→ **To do**: Restate the records in their entirety, word for word.

Part of a data file
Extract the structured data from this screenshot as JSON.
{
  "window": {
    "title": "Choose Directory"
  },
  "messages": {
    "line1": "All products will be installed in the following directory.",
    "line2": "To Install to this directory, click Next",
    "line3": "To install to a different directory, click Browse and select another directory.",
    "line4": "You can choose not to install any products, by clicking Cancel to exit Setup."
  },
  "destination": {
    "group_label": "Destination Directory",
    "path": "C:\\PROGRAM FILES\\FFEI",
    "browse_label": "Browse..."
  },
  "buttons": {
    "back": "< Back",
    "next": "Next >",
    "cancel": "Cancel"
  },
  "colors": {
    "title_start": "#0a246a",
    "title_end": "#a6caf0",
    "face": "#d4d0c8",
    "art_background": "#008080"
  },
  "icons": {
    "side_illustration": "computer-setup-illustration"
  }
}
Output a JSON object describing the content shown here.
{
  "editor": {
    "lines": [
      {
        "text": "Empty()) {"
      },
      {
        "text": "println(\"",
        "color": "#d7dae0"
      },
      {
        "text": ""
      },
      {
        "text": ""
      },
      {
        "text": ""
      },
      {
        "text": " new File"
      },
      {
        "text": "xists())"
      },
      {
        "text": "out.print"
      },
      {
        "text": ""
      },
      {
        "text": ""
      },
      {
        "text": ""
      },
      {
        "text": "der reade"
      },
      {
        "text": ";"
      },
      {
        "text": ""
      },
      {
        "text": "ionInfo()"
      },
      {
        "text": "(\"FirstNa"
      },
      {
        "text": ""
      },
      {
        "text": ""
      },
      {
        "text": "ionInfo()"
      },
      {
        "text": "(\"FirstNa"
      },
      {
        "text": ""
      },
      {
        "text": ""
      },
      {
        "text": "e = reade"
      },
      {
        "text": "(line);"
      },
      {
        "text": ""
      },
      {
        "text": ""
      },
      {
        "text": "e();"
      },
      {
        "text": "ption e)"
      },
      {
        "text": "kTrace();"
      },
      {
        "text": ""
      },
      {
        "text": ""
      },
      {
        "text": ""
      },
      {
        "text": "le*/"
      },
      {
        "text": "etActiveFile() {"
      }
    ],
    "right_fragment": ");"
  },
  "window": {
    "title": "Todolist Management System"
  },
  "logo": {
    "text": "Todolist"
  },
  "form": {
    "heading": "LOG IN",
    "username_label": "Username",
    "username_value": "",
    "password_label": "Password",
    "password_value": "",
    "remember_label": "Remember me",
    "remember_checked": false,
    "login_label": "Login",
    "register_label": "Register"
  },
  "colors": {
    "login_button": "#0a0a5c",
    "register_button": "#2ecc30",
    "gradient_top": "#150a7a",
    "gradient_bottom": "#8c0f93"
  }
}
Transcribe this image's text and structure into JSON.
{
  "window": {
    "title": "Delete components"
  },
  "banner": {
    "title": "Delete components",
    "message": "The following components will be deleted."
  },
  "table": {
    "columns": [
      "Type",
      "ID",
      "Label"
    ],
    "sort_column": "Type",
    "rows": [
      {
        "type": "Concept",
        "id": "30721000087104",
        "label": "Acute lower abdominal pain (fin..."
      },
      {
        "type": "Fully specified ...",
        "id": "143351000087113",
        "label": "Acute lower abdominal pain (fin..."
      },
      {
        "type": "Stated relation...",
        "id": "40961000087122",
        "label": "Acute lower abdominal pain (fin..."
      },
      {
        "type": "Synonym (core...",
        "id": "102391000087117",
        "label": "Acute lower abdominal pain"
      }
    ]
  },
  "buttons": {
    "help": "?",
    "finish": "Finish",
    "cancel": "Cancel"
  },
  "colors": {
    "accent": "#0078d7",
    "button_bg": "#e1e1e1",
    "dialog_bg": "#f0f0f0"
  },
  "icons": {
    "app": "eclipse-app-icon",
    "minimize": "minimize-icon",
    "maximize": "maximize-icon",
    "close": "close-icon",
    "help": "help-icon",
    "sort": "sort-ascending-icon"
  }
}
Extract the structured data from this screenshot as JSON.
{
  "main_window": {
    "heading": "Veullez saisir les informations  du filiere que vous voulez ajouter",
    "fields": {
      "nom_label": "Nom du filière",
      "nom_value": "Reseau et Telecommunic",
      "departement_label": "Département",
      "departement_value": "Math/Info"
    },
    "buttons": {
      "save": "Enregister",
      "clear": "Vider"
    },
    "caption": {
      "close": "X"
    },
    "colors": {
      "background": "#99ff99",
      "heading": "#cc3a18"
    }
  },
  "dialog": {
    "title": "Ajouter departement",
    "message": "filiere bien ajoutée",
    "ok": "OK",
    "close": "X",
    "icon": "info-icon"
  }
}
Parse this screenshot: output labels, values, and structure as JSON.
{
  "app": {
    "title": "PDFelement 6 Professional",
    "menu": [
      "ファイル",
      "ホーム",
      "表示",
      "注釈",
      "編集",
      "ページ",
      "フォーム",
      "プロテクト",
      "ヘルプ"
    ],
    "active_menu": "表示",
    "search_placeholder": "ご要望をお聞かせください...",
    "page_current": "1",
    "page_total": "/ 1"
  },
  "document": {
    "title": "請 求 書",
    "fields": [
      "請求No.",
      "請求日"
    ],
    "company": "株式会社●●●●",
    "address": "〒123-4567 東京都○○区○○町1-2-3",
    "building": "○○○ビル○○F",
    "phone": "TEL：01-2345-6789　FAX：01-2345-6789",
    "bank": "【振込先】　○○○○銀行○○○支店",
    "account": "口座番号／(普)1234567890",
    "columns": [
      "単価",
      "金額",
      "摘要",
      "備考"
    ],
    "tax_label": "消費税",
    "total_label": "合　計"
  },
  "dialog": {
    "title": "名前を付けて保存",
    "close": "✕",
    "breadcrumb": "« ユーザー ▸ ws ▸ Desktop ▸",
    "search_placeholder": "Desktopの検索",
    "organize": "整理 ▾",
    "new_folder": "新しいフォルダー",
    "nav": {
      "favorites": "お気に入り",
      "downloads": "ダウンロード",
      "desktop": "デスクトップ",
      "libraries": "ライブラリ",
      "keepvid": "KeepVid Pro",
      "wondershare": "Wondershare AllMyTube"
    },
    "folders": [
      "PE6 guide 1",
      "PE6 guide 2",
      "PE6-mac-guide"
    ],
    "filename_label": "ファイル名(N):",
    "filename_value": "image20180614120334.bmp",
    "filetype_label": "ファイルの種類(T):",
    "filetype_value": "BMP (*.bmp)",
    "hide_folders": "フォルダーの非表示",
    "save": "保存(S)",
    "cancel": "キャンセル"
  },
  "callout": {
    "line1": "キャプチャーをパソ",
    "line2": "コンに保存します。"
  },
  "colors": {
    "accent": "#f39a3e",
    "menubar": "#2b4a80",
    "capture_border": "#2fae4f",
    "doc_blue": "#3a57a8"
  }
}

→ **Worked solution**:
Extract the structured data from this screenshot as JSON.
{
  "window": {
    "title": "Choose Directory"
  },
  "messages": {
    "line1": "All products will be installed in the following directory.",
    "line2": "To Install to this directory, click Next",
    "line3": "To install to a different directory, click Browse and select another directory.",
    "line4": "You can choose not to install any products, by clicking Cancel to exit Setup."
  },
  "destination": {
    "group_label": "Destination Directory",
    "path": "C:\\PROGRAM FILES\\FFEI",
    "browse_label": "Browse..."
  },
  "buttons": {
    "back": "< Back",
    "next": "Next >",
    "cancel": "Cancel"
  },
  "colors": {
    "title_start": "#0a246a",
    "title_end": "#a6caf0",
    "face": "#d4d0c8",
    "art_background": "#008080"
  },
  "icons": {
    "side_illustration": "computer-setup-illustration"
  }
}
Output a JSON object describing the content shown here.
{
  "editor": {
    "lines": [
      {
        "text": "Empty()) {"
      },
      {
        "text": "println(\"",
        "color": "#d7dae0"
      },
      {
        "text": ""
      },
      {
        "text": ""
      },
      {
        "text": ""
      },
      {
        "text": " new File"
      },
      {
        "text": "xists())"
      },
      {
        "text": "out.print"
      },
      {
        "text": ""
      },
      {
        "text": ""
      },
      {
        "text": ""
      },
      {
        "text": "der reade"
      },
      {
        "text": ";"
      },
      {
        "text": ""
      },
      {
        "text": "ionInfo()"
      },
      {
        "text": "(\"FirstNa"
      },
      {
        "text": ""
      },
      {
        "text": ""
      },
      {
        "text": "ionInfo()"
      },
      {
        "text": "(\"FirstNa"
      },
      {
        "text": ""
      },
      {
        "text": ""
      },
      {
        "text": "e = reade"
      },
      {
        "text": "(line);"
      },
      {
        "text": ""
      },
      {
        "text": ""
      },
      {
        "text": "e();"
      },
      {
        "text": "ption e)"
      },
      {
        "text": "kTrace();"
      },
      {
        "text": ""
      },
      {
        "text": ""
      },
      {
        "text": ""
      },
      {
        "text": "le*/"
      },
      {
        "text": "etActiveFile() {"
      }
    ],
    "right_fragment": ");"
  },
  "window": {
    "title": "Todolist Management System"
  },
  "logo": {
    "text": "Todolist"
  },
  "form": {
    "heading": "LOG IN",
    "username_label": "Username",
    "username_value": "",
    "password_label": "Password",
    "password_value": "",
    "remember_label": "Remember me",
    "remember_checked": false,
    "login_label": "Login",
    "register_label": "Register"
  },
  "colors": {
    "login_button": "#0a0a5c",
    "register_button": "#2ecc30",
    "gradient_top": "#150a7a",
    "gradient_bottom": "#8c0f93"
  }
}
Transcribe this image's text and structure into JSON.
{
  "window": {
    "title": "Delete components"
  },
  "banner": {
    "title": "Delete components",
    "message": "The following components will be deleted."
  },
  "table": {
    "columns": [
      "Type",
      "ID",
      "Label"
    ],
    "sort_column": "Type",
    "rows": [
      {
        "type": "Concept",
        "id": "30721000087104",
        "label": "Acute lower abdominal pain (fin..."
      },
      {
        "type": "Fully specified ...",
        "id": "143351000087113",
        "label": "Acute lower abdominal pain (fin..."
      },
      {
        "type": "Stated relation...",
        "id": "40961000087122",
        "label": "Acute lower abdominal pain (fin..."
      },
      {
        "type": "Synonym (core...",
        "id": "102391000087117",
        "label": "Acute lower abdominal pain"
      }
    ]
  },
  "buttons": {
    "help": "?",
    "finish": "Finish",
    "cancel": "Cancel"
  },
  "colors": {
    "accent": "#0078d7",
    "button_bg": "#e1e1e1",
    "dialog_bg": "#f0f0f0"
  },
  "icons": {
    "app": "eclipse-app-icon",
    "minimize": "minimize-icon",
    "maximize": "maximize-icon",
    "close": "close-icon",
    "help": "help-icon",
    "sort": "sort-ascending-icon"
  }
}
Extract the structured data from this screenshot as JSON.
{
  "main_window": {
    "heading": "Veullez saisir les informations  du filiere que vous voulez ajouter",
    "fields": {
      "nom_label": "Nom du filière",
      "nom_value": "Reseau et Telecommunic",
      "departement_label": "Département",
      "departement_value": "Math/Info"
    },
    "buttons": {
      "save": "Enregister",
      "clear": "Vider"
    },
    "caption": {
      "close": "X"
    },
    "colors": {
      "background": "#99ff99",
      "heading": "#cc3a18"
    }
  },
  "dialog": {
    "title": "Ajouter departement",
    "message": "filiere bien ajoutée",
    "ok": "OK",
    "close": "X",
    "icon": "info-icon"
  }
}
Parse this screenshot: output labels, values, and structure as JSON.
{
  "app": {
    "title": "PDFelement 6 Professional",
    "menu": [
      "ファイル",
      "ホーム",
      "表示",
      "注釈",
      "編集",
      "ページ",
      "フォーム",
      "プロテクト",
      "ヘルプ"
    ],
    "active_menu": "表示",
    "search_placeholder": "ご要望をお聞かせください...",
    "page_current": "1",
    "page_total": "/ 1"
  },
  "document": {
    "title": "請 求 書",
    "fields": [
      "請求No.",
      "請求日"
    ],
    "company": "株式会社●●●●",
    "address": "〒123-4567 東京都○○区○○町1-2-3",
    "building": "○○○ビル○○F",
    "phone": "TEL：01-2345-6789　FAX：01-2345-6789",
    "bank": "【振込先】　○○○○銀行○○○支店",
    "account": "口座番号／(普)1234567890",
    "columns": [
      "単価",
      "金額",
      "摘要",
      "備考"
    ],
    "tax_label": "消費税",
    "total_label": "合　計"
  },
  "dialog": {
    "title": "名前を付けて保存",
    "close": "✕",
    "breadcrumb": "« ユーザー ▸ ws ▸ Desktop ▸",
    "search_placeholder": "Desktopの検索",
    "organize": "整理 ▾",
    "new_folder": "新しいフォルダー",
    "nav": {
      "favorites": "お気に入り",
      "downloads": "ダウンロード",
      "desktop": "デスクトップ",
      "libraries": "ライブラリ",
      "keepvid": "KeepVid Pro",
      "wondershare": "Wondershare AllMyTube"
    },
    "folders": [
      "PE6 guide 1",
      "PE6 guide 2",
      "PE6-mac-guide"
    ],
    "filename_label": "ファイル名(N):",
    "filename_value": "image20180614120334.bmp",
    "filetype_label": "ファイルの種類(T):",
    "filetype_value": "BMP (*.bmp)",
    "hide_folders": "フォルダーの非表示",
    "save": "保存(S)",
    "cancel": "キャンセル"
  },
  "callout": {
    "line1": "キャプチャーをパソ",
    "line2": "コンに保存します。"
  },
  "colors": {
    "accent": "#f39a3e",
    "menubar": "#2b4a80",
    "capture_border": "#2fae4f",
    "doc_blue": "#3a57a8"
  }
}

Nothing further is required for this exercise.